**What to work on**: A single number is the answer here: how many lines of the entries contain "screenshot"?

**Information provided**:
◆ ◆ ◆ ◆ ◆

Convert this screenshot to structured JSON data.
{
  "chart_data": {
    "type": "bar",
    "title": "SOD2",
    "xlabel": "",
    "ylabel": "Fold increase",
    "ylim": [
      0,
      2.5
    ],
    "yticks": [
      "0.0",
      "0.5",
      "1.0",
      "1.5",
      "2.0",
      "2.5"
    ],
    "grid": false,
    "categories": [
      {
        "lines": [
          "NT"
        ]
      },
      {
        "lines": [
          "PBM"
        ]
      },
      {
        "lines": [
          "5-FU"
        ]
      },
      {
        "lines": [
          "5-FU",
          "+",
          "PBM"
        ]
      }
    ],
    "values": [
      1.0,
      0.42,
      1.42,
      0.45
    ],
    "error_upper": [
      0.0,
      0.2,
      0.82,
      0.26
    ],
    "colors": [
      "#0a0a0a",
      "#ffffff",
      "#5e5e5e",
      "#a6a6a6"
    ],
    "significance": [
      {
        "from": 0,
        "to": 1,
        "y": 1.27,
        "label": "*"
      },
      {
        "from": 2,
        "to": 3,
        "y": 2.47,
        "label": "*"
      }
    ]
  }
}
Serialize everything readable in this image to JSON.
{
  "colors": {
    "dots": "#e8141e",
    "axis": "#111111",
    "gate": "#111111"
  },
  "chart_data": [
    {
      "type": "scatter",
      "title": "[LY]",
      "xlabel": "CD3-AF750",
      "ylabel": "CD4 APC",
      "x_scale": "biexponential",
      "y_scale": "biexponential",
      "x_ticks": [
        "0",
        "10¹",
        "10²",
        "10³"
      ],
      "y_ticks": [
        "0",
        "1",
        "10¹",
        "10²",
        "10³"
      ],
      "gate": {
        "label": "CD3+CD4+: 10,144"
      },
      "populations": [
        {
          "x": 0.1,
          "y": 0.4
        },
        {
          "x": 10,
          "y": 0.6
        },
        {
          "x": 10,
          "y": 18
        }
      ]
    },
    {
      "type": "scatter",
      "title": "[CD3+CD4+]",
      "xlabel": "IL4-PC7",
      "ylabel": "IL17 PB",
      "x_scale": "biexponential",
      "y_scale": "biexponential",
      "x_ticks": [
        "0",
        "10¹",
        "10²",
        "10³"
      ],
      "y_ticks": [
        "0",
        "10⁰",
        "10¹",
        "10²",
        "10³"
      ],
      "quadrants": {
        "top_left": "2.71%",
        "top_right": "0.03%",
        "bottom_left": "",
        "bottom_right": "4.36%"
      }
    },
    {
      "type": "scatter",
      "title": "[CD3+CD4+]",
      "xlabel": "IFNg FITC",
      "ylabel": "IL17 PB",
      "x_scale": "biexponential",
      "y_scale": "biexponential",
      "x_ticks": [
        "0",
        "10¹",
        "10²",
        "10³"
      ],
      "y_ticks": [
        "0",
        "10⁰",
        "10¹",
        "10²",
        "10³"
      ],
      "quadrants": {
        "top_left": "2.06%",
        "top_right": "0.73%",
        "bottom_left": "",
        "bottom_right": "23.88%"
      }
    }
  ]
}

◆ ◆ ◆ ◆ ◆

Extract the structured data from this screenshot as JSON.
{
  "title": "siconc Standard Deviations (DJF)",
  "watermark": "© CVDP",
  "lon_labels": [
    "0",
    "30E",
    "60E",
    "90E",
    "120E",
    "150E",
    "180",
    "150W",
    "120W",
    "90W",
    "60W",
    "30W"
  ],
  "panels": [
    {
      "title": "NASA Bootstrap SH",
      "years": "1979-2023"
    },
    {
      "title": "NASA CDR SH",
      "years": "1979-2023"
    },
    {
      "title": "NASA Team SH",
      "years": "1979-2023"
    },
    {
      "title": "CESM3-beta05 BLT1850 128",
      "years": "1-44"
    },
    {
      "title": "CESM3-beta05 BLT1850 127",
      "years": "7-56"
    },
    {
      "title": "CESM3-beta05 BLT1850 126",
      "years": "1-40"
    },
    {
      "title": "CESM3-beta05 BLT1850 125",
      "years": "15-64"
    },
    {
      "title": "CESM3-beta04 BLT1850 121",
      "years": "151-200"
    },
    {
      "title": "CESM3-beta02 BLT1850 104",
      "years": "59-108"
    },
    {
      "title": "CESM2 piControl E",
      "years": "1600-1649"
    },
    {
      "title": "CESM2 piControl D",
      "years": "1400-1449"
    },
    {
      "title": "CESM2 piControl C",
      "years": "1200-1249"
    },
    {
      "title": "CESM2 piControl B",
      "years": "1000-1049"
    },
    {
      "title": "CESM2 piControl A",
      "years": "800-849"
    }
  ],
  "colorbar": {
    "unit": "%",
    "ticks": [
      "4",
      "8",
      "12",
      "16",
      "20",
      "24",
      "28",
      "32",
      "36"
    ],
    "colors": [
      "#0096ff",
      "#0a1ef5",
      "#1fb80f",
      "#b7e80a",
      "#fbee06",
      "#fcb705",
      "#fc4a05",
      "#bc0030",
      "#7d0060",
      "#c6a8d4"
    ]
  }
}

◆ ◆ ◆ ◆ ◆

**Answer to the task**: 2